-- Begin --

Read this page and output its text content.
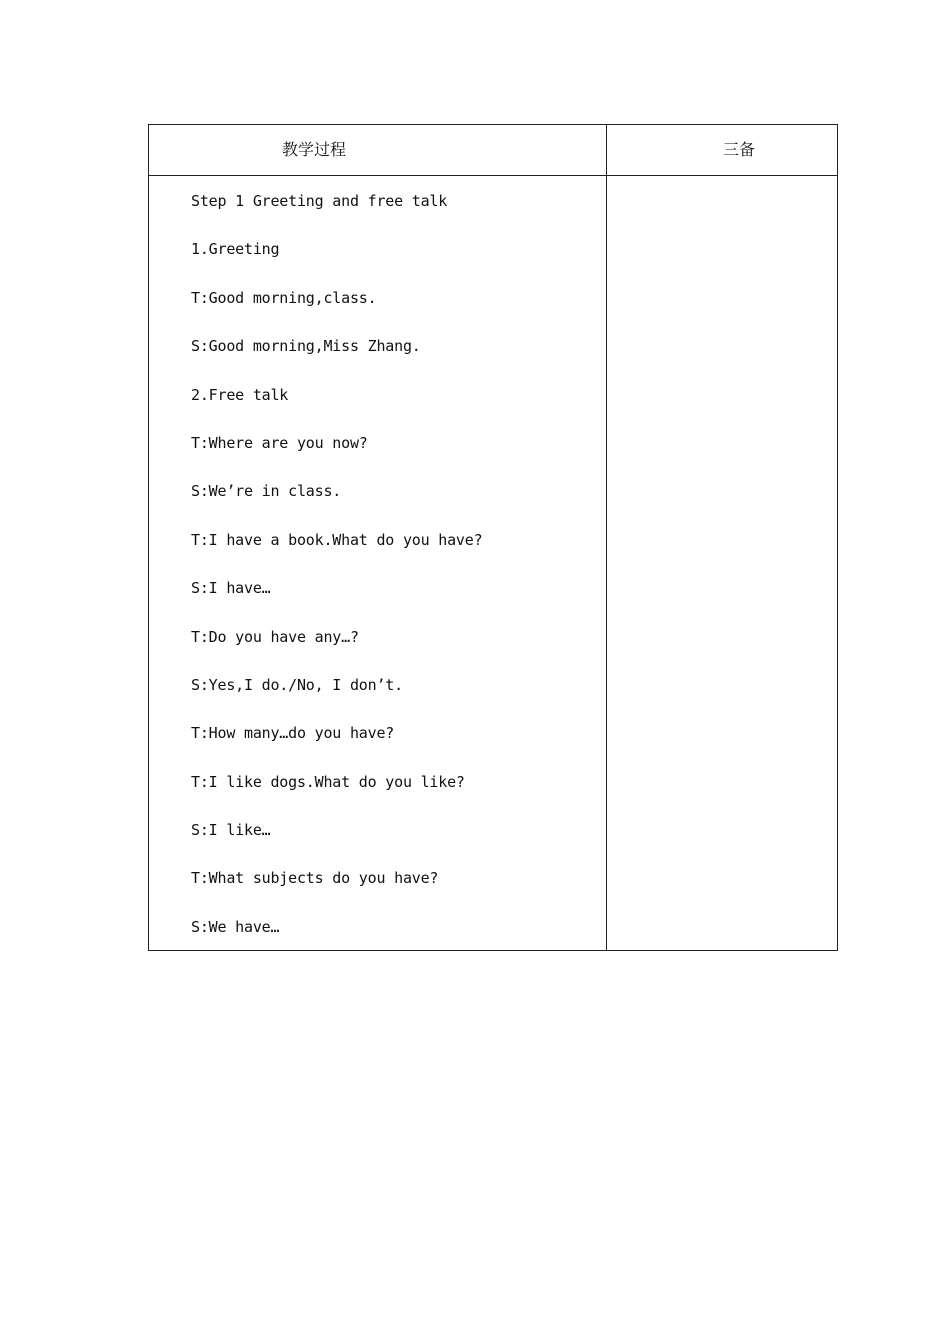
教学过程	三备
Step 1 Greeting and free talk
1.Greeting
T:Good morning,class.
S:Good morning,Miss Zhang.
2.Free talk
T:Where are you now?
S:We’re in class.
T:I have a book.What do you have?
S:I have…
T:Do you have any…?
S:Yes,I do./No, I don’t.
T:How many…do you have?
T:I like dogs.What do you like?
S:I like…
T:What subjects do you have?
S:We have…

-- End --
-- Begin --

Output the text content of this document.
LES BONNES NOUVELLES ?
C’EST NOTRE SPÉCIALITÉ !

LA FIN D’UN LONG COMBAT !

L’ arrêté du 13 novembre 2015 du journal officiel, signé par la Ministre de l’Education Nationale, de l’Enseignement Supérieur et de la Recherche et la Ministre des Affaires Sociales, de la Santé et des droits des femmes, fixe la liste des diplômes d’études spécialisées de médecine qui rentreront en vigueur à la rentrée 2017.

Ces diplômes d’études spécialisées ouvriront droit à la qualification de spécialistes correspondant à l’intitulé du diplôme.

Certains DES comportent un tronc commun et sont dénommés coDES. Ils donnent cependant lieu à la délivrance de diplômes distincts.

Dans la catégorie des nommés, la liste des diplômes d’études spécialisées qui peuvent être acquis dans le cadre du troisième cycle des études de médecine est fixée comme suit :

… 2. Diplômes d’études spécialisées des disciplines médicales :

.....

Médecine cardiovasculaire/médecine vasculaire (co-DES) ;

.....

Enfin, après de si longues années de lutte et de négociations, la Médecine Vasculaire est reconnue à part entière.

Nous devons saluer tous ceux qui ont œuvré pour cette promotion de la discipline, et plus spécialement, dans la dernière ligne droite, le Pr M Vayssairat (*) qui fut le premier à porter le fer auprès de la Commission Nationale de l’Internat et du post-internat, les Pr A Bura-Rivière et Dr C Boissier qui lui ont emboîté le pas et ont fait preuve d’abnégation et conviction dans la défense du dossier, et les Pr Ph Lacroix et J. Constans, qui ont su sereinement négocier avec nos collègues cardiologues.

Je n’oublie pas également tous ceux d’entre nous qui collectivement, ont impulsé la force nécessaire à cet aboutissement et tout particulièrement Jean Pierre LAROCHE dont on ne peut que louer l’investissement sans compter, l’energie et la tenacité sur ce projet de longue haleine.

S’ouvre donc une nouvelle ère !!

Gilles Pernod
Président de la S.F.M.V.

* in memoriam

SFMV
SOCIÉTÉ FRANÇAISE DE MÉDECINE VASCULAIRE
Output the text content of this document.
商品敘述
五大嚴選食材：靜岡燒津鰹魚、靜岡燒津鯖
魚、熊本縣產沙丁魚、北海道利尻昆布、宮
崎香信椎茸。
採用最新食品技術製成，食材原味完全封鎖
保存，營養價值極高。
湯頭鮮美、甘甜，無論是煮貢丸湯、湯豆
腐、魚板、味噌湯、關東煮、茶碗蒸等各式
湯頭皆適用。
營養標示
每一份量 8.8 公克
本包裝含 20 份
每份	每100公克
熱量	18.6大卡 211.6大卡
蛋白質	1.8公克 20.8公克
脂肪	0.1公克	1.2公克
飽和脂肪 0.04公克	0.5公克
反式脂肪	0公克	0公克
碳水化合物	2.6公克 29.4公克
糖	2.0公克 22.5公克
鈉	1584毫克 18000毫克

-- End --

Exercise prompt: Only lines with the word "talk" should be collected from the material.

Finished answer:
Step 1 Greeting and free talk
2.Free talk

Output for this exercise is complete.